## Begin Dataset records

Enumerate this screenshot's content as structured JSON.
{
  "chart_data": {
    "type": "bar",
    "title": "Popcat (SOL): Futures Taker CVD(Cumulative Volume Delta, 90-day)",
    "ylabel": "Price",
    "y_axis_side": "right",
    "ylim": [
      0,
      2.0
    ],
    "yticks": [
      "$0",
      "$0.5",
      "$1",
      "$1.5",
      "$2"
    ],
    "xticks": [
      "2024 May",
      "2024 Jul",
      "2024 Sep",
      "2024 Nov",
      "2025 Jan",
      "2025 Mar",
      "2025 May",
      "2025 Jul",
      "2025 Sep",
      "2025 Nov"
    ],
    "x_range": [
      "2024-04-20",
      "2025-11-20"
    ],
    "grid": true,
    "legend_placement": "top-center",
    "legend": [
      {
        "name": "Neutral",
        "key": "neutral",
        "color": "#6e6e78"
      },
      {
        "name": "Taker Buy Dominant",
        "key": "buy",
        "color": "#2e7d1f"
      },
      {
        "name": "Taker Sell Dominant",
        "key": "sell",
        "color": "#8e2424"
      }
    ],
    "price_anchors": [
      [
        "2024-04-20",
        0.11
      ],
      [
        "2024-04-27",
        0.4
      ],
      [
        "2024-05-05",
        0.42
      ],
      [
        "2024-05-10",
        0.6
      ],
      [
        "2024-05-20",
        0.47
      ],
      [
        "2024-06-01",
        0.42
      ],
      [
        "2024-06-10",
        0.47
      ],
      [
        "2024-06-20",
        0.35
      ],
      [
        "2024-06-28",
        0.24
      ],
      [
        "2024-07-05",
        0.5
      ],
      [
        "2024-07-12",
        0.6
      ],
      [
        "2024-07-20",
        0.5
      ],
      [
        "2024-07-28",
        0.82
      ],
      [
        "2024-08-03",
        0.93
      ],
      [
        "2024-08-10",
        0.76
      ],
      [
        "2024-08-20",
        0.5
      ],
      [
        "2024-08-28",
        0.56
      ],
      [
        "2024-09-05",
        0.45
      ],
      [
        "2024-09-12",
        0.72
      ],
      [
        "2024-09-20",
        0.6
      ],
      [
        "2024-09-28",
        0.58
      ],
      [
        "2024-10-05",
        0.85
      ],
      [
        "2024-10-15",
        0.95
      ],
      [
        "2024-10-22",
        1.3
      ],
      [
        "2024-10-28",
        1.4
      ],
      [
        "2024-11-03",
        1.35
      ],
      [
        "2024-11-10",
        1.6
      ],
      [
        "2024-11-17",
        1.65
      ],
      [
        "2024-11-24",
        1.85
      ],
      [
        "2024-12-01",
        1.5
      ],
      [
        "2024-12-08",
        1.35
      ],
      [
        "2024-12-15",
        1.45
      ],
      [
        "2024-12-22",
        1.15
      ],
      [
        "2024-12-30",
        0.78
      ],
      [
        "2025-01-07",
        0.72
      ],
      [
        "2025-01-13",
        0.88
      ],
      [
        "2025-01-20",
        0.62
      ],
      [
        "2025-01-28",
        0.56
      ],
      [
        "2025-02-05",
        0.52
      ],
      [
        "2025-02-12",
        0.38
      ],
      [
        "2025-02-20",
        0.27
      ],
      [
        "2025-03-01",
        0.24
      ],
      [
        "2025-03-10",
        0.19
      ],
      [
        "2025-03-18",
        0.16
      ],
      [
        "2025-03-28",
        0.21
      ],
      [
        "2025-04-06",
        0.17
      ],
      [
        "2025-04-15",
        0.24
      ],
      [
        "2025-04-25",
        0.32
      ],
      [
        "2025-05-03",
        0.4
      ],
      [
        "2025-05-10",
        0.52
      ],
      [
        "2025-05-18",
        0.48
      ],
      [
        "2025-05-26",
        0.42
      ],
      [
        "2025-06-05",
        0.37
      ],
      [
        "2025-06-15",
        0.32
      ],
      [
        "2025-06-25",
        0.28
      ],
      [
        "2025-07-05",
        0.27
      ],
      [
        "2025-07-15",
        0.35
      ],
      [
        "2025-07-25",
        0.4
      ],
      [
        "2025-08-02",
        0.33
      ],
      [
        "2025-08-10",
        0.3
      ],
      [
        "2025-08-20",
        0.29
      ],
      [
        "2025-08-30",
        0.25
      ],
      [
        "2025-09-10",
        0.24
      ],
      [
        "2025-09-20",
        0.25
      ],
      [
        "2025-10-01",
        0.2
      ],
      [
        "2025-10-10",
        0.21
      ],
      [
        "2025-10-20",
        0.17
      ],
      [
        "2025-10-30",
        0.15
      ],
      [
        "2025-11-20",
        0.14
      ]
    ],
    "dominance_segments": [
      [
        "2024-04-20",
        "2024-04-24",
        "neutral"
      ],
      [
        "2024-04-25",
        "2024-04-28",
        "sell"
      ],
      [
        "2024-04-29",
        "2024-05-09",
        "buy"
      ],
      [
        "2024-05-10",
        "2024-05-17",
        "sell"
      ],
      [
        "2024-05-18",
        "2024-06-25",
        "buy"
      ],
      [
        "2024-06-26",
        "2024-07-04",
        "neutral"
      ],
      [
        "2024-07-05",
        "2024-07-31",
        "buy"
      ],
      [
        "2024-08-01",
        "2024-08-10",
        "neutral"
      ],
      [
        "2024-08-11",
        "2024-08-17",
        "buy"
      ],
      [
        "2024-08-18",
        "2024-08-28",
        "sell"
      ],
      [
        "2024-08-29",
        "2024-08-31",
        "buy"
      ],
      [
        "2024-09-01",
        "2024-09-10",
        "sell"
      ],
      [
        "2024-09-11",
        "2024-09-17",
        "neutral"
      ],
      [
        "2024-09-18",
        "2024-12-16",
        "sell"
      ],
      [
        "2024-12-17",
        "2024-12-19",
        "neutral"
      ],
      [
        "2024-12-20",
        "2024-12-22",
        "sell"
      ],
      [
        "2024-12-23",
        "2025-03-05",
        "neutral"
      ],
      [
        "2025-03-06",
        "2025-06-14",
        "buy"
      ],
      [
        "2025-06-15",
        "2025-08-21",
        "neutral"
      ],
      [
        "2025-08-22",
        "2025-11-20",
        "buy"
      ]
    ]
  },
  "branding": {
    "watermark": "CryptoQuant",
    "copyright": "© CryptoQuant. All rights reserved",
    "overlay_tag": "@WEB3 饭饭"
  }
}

## End Dataset records

§ **Task directions**
Look above for every line with the word "name" and copy it.

§ **The reply**
        "name": "Neutral",
        "name": "Taker Buy Dominant",
        "name": "Taker Sell Dominant",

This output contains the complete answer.